— Start —

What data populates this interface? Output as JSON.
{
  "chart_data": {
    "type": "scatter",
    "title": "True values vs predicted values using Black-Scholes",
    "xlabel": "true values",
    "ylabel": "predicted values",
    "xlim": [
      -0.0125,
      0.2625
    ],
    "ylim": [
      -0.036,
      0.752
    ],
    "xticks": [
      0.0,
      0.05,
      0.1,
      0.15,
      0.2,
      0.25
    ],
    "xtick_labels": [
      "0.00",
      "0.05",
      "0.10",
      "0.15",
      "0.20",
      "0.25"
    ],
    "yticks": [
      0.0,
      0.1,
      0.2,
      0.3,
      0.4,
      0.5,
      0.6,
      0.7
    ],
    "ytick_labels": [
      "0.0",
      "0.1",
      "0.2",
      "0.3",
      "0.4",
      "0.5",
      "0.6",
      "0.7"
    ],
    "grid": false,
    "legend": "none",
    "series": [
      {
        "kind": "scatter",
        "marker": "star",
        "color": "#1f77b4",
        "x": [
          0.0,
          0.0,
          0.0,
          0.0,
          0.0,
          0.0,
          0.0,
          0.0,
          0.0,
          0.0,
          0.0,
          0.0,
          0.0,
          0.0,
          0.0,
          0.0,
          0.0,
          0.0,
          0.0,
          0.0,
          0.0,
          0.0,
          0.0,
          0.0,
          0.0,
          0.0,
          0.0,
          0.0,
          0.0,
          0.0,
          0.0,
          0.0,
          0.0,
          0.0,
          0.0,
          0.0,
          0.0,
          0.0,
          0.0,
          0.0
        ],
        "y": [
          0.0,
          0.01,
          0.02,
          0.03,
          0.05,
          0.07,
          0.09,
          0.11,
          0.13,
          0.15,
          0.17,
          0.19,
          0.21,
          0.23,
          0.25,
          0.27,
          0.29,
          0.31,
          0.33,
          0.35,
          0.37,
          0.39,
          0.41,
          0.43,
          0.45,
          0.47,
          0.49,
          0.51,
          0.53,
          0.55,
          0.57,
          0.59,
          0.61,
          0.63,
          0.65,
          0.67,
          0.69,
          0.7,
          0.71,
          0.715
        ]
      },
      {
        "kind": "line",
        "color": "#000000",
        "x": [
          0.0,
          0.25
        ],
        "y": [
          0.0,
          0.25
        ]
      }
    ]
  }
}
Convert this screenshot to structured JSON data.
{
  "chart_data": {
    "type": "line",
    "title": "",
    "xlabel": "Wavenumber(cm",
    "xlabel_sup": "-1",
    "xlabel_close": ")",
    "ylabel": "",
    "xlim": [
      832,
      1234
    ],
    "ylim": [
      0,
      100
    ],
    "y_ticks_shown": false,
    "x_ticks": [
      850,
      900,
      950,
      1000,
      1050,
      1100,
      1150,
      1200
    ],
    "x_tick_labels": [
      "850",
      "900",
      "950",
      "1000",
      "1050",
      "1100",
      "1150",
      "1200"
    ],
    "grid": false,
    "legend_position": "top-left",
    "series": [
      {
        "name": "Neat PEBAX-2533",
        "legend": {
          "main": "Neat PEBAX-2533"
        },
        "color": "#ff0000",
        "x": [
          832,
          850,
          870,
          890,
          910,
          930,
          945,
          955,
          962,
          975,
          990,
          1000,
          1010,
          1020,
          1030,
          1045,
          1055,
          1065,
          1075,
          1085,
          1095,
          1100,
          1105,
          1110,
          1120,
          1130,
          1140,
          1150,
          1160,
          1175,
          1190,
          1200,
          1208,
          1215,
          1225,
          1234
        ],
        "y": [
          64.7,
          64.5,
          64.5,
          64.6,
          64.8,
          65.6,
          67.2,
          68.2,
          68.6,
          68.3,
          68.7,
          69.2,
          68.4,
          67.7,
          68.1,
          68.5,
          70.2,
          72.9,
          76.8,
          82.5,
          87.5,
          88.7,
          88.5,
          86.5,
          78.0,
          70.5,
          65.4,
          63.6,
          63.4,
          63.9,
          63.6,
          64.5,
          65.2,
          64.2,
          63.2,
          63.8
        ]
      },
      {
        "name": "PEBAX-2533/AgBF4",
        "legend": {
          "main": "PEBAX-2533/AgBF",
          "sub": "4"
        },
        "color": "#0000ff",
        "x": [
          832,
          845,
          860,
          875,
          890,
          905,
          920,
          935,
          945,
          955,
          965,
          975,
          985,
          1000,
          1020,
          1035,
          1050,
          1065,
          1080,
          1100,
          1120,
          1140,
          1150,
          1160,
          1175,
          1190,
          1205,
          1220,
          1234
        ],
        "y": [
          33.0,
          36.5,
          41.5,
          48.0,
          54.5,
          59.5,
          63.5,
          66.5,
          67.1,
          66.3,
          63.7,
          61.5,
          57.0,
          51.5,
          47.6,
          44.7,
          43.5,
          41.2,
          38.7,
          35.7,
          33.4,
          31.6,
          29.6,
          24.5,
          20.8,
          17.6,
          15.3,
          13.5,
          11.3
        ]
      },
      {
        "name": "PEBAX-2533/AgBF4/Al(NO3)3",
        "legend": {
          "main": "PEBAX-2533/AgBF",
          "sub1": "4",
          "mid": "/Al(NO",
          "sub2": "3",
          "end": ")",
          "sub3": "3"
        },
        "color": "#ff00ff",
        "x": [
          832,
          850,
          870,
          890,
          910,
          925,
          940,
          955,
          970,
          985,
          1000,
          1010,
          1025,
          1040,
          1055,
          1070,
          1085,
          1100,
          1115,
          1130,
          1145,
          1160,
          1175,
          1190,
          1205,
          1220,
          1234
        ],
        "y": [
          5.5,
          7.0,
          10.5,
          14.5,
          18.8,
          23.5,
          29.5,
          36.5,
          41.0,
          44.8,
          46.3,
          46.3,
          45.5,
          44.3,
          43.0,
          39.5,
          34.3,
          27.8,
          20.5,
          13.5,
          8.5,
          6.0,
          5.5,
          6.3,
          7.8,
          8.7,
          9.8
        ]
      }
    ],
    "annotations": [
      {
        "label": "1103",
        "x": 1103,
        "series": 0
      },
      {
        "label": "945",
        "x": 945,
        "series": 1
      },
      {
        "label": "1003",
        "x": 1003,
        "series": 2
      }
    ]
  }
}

— End —

_EXERCISE:_
Output the lines above verbatim and in full.

_ANSWER FOR THIS EXERCISE:_
What data populates this interface? Output as JSON.
{
  "chart_data": {
    "type": "scatter",
    "title": "True values vs predicted values using Black-Scholes",
    "xlabel": "true values",
    "ylabel": "predicted values",
    "xlim": [
      -0.0125,
      0.2625
    ],
    "ylim": [
      -0.036,
      0.752
    ],
    "xticks": [
      0.0,
      0.05,
      0.1,
      0.15,
      0.2,
      0.25
    ],
    "xtick_labels": [
      "0.00",
      "0.05",
      "0.10",
      "0.15",
      "0.20",
      "0.25"
    ],
    "yticks": [
      0.0,
      0.1,
      0.2,
      0.3,
      0.4,
      0.5,
      0.6,
      0.7
    ],
    "ytick_labels": [
      "0.0",
      "0.1",
      "0.2",
      "0.3",
      "0.4",
      "0.5",
      "0.6",
      "0.7"
    ],
    "grid": false,
    "legend": "none",
    "series": [
      {
        "kind": "scatter",
        "marker": "star",
        "color": "#1f77b4",
        "x": [
          0.0,
          0.0,
          0.0,
          0.0,
          0.0,
          0.0,
          0.0,
          0.0,
          0.0,
          0.0,
          0.0,
          0.0,
          0.0,
          0.0,
          0.0,
          0.0,
          0.0,
          0.0,
          0.0,
          0.0,
          0.0,
          0.0,
          0.0,
          0.0,
          0.0,
          0.0,
          0.0,
          0.0,
          0.0,
          0.0,
          0.0,
          0.0,
          0.0,
          0.0,
          0.0,
          0.0,
          0.0,
          0.0,
          0.0,
          0.0
        ],
        "y": [
          0.0,
          0.01,
          0.02,
          0.03,
          0.05,
          0.07,
          0.09,
          0.11,
          0.13,
          0.15,
          0.17,
          0.19,
          0.21,
          0.23,
          0.25,
          0.27,
          0.29,
          0.31,
          0.33,
          0.35,
          0.37,
          0.39,
          0.41,
          0.43,
          0.45,
          0.47,
          0.49,
          0.51,
          0.53,
          0.55,
          0.57,
          0.59,
          0.61,
          0.63,
          0.65,
          0.67,
          0.69,
          0.7,
          0.71,
          0.715
        ]
      },
      {
        "kind": "line",
        "color": "#000000",
        "x": [
          0.0,
          0.25
        ],
        "y": [
          0.0,
          0.25
        ]
      }
    ]
  }
}
Convert this screenshot to structured JSON data.
{
  "chart_data": {
    "type": "line",
    "title": "",
    "xlabel": "Wavenumber(cm",
    "xlabel_sup": "-1",
    "xlabel_close": ")",
    "ylabel": "",
    "xlim": [
      832,
      1234
    ],
    "ylim": [
      0,
      100
    ],
    "y_ticks_shown": false,
    "x_ticks": [
      850,
      900,
      950,
      1000,
      1050,
      1100,
      1150,
      1200
    ],
    "x_tick_labels": [
      "850",
      "900",
      "950",
      "1000",
      "1050",
      "1100",
      "1150",
      "1200"
    ],
    "grid": false,
    "legend_position": "top-left",
    "series": [
      {
        "name": "Neat PEBAX-2533",
        "legend": {
          "main": "Neat PEBAX-2533"
        },
        "color": "#ff0000",
        "x": [
          832,
          850,
          870,
          890,
          910,
          930,
          945,
          955,
          962,
          975,
          990,
          1000,
          1010,
          1020,
          1030,
          1045,
          1055,
          1065,
          1075,
          1085,
          1095,
          1100,
          1105,
          1110,
          1120,
          1130,
          1140,
          1150,
          1160,
          1175,
          1190,
          1200,
          1208,
          1215,
          1225,
          1234
        ],
        "y": [
          64.7,
          64.5,
          64.5,
          64.6,
          64.8,
          65.6,
          67.2,
          68.2,
          68.6,
          68.3,
          68.7,
          69.2,
          68.4,
          67.7,
          68.1,
          68.5,
          70.2,
          72.9,
          76.8,
          82.5,
          87.5,
          88.7,
          88.5,
          86.5,
          78.0,
          70.5,
          65.4,
          63.6,
          63.4,
          63.9,
          63.6,
          64.5,
          65.2,
          64.2,
          63.2,
          63.8
        ]
      },
      {
        "name": "PEBAX-2533/AgBF4",
        "legend": {
          "main": "PEBAX-2533/AgBF",
          "sub": "4"
        },
        "color": "#0000ff",
        "x": [
          832,
          845,
          860,
          875,
          890,
          905,
          920,
          935,
          945,
          955,
          965,
          975,
          985,
          1000,
          1020,
          1035,
          1050,
          1065,
          1080,
          1100,
          1120,
          1140,
          1150,
          1160,
          1175,
          1190,
          1205,
          1220,
          1234
        ],
        "y": [
          33.0,
          36.5,
          41.5,
          48.0,
          54.5,
          59.5,
          63.5,
          66.5,
          67.1,
          66.3,
          63.7,
          61.5,
          57.0,
          51.5,
          47.6,
          44.7,
          43.5,
          41.2,
          38.7,
          35.7,
          33.4,
          31.6,
          29.6,
          24.5,
          20.8,
          17.6,
          15.3,
          13.5,
          11.3
        ]
      },
      {
        "name": "PEBAX-2533/AgBF4/Al(NO3)3",
        "legend": {
          "main": "PEBAX-2533/AgBF",
          "sub1": "4",
          "mid": "/Al(NO",
          "sub2": "3",
          "end": ")",
          "sub3": "3"
        },
        "color": "#ff00ff",
        "x": [
          832,
          850,
          870,
          890,
          910,
          925,
          940,
          955,
          970,
          985,
          1000,
          1010,
          1025,
          1040,
          1055,
          1070,
          1085,
          1100,
          1115,
          1130,
          1145,
          1160,
          1175,
          1190,
          1205,
          1220,
          1234
        ],
        "y": [
          5.5,
          7.0,
          10.5,
          14.5,
          18.8,
          23.5,
          29.5,
          36.5,
          41.0,
          44.8,
          46.3,
          46.3,
          45.5,
          44.3,
          43.0,
          39.5,
          34.3,
          27.8,
          20.5,
          13.5,
          8.5,
          6.0,
          5.5,
          6.3,
          7.8,
          8.7,
          9.8
        ]
      }
    ],
    "annotations": [
      {
        "label": "1103",
        "x": 1103,
        "series": 0
      },
      {
        "label": "945",
        "x": 945,
        "series": 1
      },
      {
        "label": "1003",
        "x": 1003,
        "series": 2
      }
    ]
  }
}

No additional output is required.